======== Entries supplied

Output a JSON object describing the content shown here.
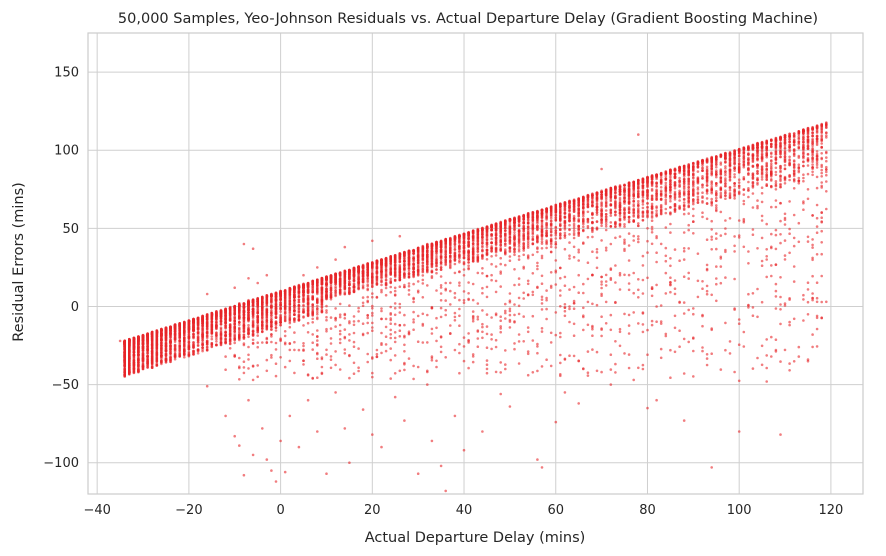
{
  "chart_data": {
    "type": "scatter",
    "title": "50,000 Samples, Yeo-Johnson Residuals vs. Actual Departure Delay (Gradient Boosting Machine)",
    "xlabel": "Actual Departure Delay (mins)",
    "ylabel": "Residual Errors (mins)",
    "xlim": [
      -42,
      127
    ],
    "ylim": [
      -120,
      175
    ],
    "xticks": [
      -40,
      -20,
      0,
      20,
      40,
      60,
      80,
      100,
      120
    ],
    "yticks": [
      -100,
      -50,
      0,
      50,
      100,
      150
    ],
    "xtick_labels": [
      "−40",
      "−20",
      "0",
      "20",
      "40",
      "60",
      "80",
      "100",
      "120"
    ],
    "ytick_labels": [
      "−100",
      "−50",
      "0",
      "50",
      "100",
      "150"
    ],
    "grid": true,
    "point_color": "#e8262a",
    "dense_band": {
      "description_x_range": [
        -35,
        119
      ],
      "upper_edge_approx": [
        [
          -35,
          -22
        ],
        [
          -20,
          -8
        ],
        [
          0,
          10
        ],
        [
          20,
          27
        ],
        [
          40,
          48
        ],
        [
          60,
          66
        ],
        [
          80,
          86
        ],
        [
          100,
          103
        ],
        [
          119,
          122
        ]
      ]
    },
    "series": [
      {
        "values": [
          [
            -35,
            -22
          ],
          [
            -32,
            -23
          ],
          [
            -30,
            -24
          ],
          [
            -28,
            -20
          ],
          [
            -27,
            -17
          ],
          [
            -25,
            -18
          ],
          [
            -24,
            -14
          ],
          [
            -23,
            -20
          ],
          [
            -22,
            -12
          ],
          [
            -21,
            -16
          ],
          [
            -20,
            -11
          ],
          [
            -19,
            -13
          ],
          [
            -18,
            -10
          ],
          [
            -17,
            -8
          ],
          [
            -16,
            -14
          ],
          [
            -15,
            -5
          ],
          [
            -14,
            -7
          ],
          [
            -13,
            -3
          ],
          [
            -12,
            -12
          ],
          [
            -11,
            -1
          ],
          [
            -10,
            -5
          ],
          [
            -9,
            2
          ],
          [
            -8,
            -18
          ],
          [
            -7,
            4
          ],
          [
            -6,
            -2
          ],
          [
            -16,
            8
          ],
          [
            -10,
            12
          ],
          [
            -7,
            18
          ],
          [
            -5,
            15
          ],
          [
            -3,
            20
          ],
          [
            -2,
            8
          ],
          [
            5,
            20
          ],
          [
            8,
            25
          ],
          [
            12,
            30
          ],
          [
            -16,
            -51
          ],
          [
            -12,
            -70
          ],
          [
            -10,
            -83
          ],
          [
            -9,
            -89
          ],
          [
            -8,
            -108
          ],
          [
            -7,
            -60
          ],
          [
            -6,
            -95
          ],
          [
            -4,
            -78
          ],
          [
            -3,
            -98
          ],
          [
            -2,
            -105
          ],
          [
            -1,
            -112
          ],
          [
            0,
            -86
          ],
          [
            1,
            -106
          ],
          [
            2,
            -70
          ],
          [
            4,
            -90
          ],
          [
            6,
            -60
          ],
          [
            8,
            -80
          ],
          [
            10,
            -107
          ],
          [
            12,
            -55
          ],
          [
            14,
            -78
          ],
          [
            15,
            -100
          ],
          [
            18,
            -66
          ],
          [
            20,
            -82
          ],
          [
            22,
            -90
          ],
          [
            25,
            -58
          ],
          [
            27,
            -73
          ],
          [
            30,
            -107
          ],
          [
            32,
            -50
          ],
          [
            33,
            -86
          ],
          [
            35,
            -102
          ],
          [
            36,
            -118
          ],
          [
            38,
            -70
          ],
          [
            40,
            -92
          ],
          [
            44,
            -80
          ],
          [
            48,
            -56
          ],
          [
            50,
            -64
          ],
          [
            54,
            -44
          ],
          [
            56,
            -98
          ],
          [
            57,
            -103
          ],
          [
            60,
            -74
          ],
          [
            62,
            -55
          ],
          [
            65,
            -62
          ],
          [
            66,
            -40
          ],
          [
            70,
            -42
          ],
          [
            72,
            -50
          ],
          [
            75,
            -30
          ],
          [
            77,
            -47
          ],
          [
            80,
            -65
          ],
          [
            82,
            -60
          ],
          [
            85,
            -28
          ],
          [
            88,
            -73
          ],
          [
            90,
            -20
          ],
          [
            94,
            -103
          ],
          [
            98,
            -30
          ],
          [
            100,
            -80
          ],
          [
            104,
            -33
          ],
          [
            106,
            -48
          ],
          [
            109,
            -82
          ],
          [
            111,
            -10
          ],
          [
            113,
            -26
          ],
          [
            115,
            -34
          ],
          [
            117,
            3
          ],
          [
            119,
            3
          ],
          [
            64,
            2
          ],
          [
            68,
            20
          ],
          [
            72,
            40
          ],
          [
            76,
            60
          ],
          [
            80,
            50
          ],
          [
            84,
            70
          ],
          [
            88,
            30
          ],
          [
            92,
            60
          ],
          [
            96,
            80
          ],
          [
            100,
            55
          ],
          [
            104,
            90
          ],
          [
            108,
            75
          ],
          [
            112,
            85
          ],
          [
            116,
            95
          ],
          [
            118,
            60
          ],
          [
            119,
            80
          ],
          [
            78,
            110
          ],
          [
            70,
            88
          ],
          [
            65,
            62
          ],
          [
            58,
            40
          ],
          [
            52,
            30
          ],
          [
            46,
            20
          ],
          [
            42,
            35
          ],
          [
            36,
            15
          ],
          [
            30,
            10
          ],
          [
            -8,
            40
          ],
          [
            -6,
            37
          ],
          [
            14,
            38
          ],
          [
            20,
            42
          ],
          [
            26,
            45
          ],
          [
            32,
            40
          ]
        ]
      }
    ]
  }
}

================

=== Problem statement ===
Of the lines above, how many include the word "Actual"? Reply with the number alone.

=== Result of the exercise ===
2